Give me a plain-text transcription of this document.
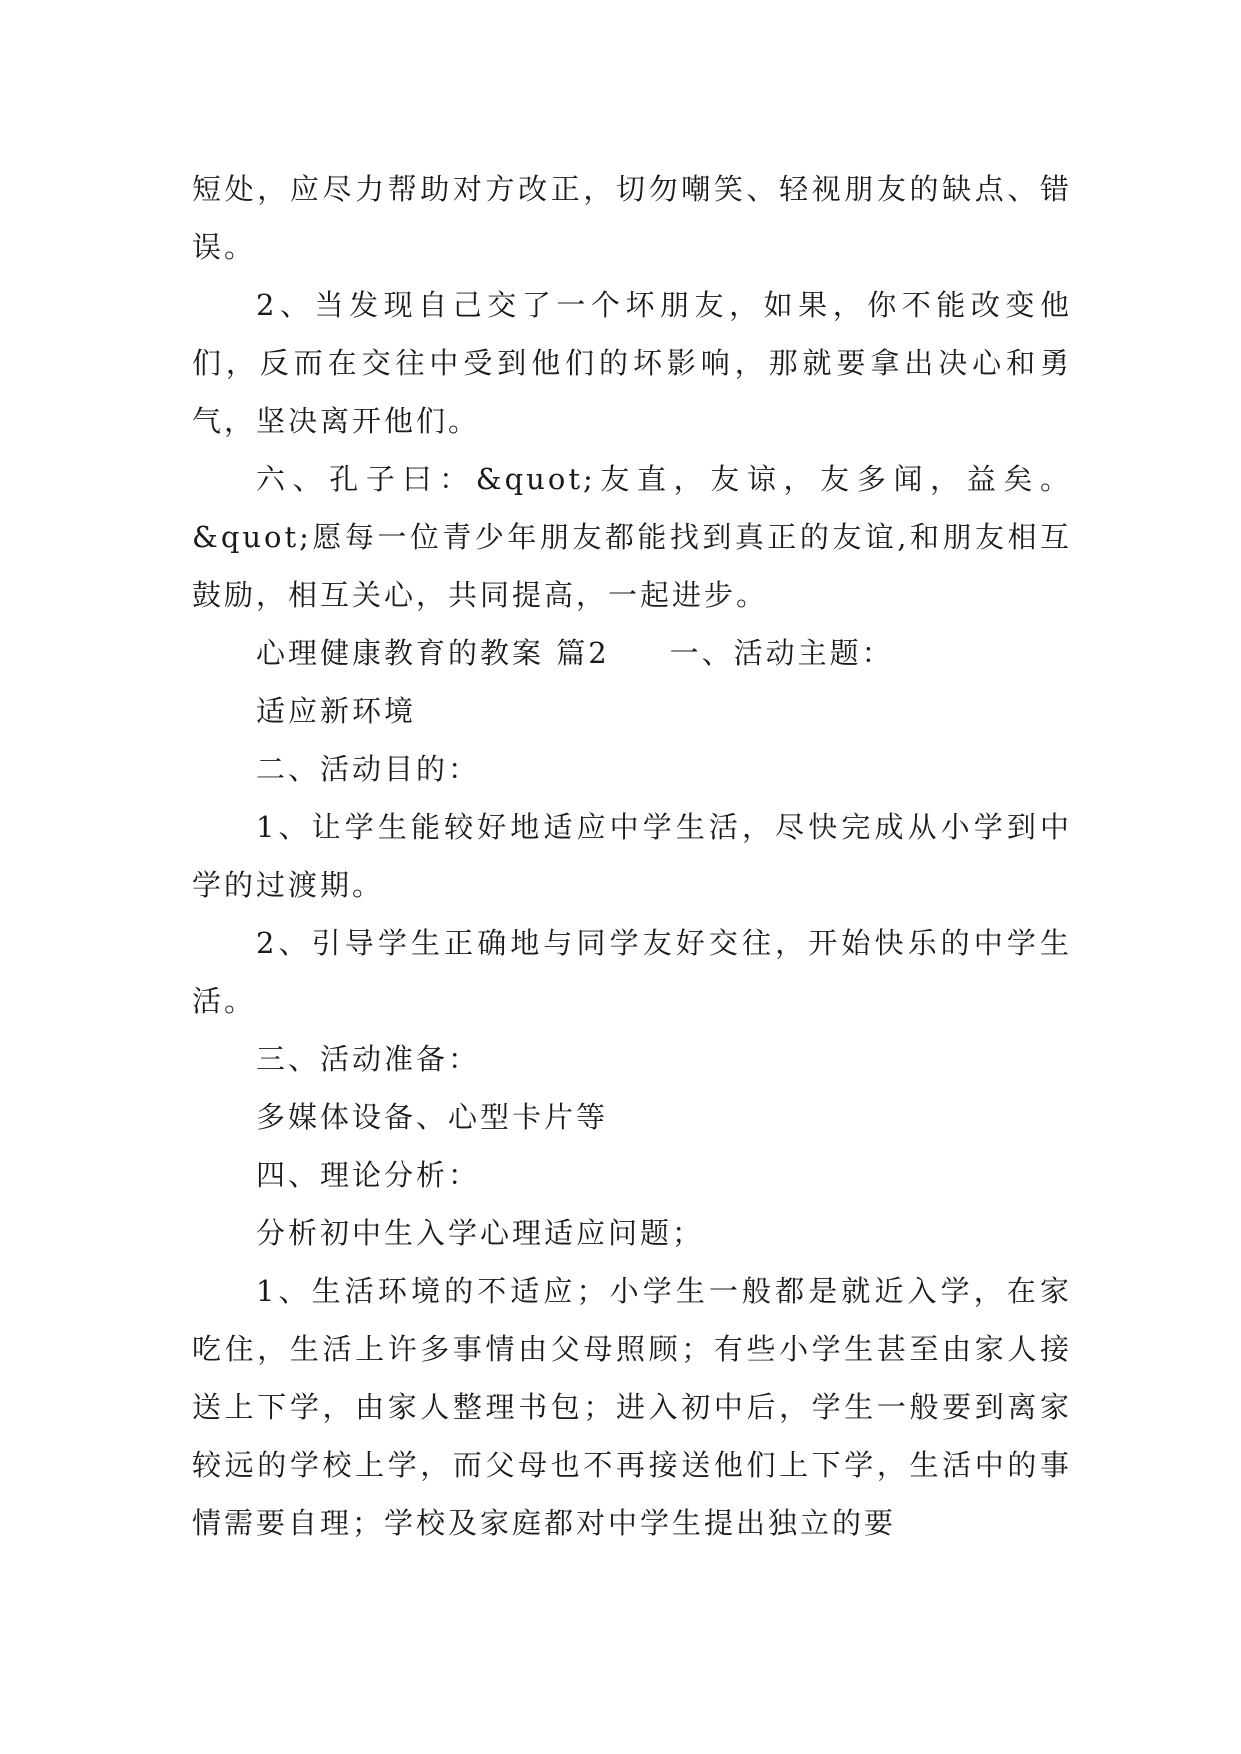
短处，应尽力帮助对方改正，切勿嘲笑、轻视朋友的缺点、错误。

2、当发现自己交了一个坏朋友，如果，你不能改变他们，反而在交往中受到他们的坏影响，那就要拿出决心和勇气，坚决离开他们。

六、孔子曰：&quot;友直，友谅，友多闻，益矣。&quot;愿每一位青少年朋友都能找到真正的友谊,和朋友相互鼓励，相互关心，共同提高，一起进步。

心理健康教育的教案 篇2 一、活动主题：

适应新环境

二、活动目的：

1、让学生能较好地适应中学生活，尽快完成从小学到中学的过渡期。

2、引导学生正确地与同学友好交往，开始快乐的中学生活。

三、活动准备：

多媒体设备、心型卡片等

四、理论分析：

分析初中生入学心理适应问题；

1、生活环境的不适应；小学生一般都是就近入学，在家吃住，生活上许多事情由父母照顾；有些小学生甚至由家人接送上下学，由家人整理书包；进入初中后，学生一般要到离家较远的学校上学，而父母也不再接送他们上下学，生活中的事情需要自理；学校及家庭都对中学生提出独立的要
----
**Task prompt**
Quote the records above exactly, leaving out any pictures.

**Output of the task**
Give me a plain-text transcription of this document.
短处，应尽力帮助对方改正，切勿嘲笑、轻视朋友的缺点、错误。

2、当发现自己交了一个坏朋友，如果，你不能改变他们，反而在交往中受到他们的坏影响，那就要拿出决心和勇气，坚决离开他们。

六、孔子曰：&quot;友直，友谅，友多闻，益矣。&quot;愿每一位青少年朋友都能找到真正的友谊,和朋友相互鼓励，相互关心，共同提高，一起进步。

心理健康教育的教案 篇2 一、活动主题：

适应新环境

二、活动目的：

1、让学生能较好地适应中学生活，尽快完成从小学到中学的过渡期。

2、引导学生正确地与同学友好交往，开始快乐的中学生活。

三、活动准备：

多媒体设备、心型卡片等

四、理论分析：

分析初中生入学心理适应问题；

1、生活环境的不适应；小学生一般都是就近入学，在家吃住，生活上许多事情由父母照顾；有些小学生甚至由家人接送上下学，由家人整理书包；进入初中后，学生一般要到离家较远的学校上学，而父母也不再接送他们上下学，生活中的事情需要自理；学校及家庭都对中学生提出独立的要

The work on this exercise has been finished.